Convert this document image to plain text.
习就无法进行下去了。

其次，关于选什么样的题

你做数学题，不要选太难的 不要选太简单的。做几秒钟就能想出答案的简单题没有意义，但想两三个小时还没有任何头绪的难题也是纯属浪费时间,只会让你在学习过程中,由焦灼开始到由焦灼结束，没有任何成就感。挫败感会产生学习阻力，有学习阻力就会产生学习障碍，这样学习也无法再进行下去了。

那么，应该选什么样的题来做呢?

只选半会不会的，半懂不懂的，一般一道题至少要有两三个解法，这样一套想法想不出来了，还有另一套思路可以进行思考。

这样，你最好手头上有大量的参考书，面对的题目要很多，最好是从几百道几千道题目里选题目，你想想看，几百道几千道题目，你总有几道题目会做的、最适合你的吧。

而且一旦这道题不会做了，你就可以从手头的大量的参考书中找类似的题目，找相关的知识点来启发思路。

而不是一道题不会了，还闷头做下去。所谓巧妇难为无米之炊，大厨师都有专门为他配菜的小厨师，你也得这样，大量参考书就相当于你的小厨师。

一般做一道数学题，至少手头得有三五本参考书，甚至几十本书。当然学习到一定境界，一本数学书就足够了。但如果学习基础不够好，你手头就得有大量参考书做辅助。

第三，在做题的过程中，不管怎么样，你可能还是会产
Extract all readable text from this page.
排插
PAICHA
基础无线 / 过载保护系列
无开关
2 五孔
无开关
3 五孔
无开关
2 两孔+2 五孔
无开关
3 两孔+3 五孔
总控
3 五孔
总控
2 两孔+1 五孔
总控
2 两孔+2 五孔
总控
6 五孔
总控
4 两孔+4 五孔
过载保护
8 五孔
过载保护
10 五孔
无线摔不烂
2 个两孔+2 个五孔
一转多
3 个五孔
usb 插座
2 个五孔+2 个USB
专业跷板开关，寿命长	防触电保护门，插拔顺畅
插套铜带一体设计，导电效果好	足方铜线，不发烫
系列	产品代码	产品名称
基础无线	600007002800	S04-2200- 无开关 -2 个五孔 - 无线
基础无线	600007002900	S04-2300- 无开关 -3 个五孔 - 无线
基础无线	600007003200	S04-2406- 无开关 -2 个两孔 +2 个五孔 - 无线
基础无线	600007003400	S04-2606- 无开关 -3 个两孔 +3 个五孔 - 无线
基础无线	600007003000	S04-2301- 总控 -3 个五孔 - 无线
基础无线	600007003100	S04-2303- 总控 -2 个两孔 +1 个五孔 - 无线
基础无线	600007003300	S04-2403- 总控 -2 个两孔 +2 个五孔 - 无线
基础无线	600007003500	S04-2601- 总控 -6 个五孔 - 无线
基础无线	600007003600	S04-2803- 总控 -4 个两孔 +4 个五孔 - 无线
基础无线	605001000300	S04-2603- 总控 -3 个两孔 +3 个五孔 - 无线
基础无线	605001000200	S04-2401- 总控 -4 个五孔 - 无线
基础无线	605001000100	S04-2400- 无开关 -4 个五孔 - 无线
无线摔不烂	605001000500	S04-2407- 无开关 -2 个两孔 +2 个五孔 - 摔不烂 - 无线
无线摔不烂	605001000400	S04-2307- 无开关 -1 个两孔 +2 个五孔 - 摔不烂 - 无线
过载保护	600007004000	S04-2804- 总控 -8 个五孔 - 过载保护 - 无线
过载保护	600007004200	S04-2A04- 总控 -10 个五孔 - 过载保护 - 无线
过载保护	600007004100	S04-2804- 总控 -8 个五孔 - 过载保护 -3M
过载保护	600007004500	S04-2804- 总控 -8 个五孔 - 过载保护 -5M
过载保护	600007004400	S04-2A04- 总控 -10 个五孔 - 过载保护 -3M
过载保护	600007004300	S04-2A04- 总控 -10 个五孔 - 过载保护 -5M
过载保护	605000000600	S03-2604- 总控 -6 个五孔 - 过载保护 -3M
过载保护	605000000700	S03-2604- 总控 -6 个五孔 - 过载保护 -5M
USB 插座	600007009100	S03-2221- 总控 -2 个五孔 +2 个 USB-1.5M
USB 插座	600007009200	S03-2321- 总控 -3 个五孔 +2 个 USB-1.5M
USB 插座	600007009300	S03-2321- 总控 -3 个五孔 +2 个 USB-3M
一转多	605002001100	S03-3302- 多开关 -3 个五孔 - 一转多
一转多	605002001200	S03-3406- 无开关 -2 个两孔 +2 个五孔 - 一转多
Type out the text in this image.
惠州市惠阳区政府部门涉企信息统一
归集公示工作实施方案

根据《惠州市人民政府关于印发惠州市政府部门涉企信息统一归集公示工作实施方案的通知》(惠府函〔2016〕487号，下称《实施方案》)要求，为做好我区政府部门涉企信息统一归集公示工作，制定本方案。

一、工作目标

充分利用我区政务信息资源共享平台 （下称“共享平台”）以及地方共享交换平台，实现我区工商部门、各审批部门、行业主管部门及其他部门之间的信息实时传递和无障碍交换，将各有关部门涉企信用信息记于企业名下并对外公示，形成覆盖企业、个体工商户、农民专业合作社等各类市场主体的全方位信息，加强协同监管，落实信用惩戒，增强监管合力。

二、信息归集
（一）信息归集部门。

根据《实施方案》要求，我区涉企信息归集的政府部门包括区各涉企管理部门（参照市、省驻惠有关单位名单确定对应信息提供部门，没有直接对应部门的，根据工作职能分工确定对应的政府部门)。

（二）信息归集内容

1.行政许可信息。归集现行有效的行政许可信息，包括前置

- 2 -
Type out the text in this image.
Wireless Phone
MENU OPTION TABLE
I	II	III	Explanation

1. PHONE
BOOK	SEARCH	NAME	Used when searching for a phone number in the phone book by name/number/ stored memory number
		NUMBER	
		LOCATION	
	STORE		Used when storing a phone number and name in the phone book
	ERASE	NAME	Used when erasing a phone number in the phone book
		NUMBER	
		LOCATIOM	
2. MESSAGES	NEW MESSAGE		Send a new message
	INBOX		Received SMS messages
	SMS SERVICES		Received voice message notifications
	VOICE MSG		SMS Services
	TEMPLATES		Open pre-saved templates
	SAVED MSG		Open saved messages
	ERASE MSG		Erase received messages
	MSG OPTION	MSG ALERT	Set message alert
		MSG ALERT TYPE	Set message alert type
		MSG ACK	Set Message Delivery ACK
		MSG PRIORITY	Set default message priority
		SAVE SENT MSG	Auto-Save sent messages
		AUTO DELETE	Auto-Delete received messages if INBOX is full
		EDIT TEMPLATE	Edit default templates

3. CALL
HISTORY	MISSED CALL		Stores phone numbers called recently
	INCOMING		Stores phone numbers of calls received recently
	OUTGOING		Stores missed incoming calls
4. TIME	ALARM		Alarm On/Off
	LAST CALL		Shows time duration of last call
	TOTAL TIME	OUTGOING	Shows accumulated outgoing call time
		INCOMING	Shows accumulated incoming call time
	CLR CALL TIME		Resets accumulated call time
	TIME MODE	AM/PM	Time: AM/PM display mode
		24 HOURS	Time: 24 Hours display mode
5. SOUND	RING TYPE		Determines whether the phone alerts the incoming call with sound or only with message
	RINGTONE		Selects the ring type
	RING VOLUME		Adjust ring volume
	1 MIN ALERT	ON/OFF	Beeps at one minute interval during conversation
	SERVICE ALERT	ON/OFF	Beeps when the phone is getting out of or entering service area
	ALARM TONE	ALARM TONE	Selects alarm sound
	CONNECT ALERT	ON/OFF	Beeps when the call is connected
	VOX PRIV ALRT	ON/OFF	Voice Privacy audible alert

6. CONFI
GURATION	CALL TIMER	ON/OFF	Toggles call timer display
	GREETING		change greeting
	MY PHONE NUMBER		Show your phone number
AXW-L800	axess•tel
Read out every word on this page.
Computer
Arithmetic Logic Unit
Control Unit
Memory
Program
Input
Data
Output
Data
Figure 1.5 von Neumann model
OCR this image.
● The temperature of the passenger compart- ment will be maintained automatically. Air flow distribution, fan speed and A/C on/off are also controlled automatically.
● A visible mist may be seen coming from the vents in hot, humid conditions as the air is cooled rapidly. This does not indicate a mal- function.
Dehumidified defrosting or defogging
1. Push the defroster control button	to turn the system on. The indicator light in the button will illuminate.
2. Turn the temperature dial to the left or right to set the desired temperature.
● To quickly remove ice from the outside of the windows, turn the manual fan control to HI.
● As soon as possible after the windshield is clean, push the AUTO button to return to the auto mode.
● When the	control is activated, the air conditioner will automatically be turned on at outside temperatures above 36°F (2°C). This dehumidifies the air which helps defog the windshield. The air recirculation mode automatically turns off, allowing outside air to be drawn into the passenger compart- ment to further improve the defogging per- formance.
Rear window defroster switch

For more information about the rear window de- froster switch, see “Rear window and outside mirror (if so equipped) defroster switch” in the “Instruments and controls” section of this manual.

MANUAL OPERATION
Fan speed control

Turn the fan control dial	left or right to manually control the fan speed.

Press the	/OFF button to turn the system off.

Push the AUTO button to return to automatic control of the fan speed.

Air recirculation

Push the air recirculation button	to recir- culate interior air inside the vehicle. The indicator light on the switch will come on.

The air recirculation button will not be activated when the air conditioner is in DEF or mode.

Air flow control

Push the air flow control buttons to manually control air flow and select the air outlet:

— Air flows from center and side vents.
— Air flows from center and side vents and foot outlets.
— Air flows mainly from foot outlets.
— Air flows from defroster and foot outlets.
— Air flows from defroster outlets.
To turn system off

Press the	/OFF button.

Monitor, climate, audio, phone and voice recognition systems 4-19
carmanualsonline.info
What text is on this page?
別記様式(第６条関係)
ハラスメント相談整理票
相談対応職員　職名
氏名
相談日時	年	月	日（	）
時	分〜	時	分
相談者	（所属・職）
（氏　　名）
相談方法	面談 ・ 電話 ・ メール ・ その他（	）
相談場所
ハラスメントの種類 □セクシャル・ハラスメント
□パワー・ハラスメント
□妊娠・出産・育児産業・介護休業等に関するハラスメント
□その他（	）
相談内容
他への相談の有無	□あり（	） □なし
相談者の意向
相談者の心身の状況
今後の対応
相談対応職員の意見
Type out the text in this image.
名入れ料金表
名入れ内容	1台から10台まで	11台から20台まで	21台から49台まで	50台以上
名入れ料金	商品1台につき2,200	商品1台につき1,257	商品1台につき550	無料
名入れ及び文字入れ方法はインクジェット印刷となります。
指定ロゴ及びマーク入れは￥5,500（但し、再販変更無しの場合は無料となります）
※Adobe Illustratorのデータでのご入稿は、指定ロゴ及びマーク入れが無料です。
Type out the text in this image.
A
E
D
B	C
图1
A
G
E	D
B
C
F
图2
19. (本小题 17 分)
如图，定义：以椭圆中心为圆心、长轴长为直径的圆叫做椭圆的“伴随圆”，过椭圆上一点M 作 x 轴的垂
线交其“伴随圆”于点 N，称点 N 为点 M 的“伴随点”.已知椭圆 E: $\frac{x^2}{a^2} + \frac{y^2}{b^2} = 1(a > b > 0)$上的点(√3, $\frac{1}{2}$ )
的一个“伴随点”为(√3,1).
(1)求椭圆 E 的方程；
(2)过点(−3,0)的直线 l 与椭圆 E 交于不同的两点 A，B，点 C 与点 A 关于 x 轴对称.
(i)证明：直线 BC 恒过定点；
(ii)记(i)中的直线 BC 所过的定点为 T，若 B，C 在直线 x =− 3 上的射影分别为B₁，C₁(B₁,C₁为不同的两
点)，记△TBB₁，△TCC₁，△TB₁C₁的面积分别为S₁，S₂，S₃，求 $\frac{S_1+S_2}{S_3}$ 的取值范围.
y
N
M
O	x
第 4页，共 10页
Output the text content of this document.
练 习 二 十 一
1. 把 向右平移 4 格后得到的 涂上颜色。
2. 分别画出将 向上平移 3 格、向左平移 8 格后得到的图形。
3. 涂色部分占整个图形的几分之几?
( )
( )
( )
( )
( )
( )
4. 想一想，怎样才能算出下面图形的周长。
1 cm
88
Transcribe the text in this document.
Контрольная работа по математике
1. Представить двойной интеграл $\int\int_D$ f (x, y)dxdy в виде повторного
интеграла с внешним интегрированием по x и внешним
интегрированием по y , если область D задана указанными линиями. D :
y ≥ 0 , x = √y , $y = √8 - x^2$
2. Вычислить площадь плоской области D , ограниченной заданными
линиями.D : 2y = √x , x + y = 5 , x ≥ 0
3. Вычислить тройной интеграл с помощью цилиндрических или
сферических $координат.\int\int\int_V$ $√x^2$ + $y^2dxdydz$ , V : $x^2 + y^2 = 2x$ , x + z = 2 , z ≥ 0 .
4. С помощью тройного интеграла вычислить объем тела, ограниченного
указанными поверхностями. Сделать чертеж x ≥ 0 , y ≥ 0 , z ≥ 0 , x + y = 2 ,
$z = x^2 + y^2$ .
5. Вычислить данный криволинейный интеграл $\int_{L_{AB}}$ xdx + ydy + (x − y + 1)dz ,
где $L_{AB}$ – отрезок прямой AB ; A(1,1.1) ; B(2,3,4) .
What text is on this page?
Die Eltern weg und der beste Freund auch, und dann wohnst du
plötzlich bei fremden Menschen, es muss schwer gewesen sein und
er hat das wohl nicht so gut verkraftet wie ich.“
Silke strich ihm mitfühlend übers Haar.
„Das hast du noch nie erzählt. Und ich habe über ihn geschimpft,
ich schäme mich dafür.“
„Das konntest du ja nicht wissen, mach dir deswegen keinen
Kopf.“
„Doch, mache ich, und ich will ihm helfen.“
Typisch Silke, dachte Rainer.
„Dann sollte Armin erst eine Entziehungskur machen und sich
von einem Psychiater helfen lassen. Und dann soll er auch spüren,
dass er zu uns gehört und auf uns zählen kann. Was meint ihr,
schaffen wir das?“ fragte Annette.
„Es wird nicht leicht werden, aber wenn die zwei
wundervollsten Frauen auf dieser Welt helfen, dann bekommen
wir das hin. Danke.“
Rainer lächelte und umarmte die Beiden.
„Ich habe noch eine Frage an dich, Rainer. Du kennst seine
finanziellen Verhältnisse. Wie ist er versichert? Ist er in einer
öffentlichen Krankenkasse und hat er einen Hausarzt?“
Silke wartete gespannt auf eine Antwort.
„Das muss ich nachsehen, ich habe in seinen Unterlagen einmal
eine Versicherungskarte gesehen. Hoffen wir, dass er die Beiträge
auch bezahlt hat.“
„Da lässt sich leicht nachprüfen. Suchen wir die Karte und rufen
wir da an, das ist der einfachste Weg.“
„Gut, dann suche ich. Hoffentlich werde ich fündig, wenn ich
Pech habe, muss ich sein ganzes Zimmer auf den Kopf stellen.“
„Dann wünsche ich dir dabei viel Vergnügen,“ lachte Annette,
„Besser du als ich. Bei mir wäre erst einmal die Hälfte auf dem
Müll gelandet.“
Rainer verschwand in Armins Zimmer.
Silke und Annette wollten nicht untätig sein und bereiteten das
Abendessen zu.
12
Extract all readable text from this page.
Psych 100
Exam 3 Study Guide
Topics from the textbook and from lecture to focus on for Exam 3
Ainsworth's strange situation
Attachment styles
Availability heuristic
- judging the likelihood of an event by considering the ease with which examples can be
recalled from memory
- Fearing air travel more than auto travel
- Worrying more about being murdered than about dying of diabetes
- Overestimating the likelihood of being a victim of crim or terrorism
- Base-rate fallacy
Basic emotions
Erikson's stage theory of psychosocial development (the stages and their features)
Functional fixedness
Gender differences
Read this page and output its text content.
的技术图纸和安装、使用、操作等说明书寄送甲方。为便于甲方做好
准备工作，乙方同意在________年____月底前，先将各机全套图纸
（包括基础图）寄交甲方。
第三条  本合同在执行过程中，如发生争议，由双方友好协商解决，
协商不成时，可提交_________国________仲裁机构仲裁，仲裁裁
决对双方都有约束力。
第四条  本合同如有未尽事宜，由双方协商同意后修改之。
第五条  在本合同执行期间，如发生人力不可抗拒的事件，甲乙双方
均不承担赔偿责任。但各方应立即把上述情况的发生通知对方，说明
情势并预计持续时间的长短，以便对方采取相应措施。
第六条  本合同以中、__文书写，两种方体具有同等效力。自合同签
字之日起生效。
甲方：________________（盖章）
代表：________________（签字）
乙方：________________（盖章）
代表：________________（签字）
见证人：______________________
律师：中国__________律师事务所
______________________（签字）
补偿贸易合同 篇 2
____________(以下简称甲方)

### Task goal
Gather each line that holds "indicator".

### Complete answer
1. Push the defroster control button	to turn the system on. The indicator light in the button will illuminate.
Push the air recirculation button	to recir- culate interior air inside the vehicle. The indicator light on the switch will come on.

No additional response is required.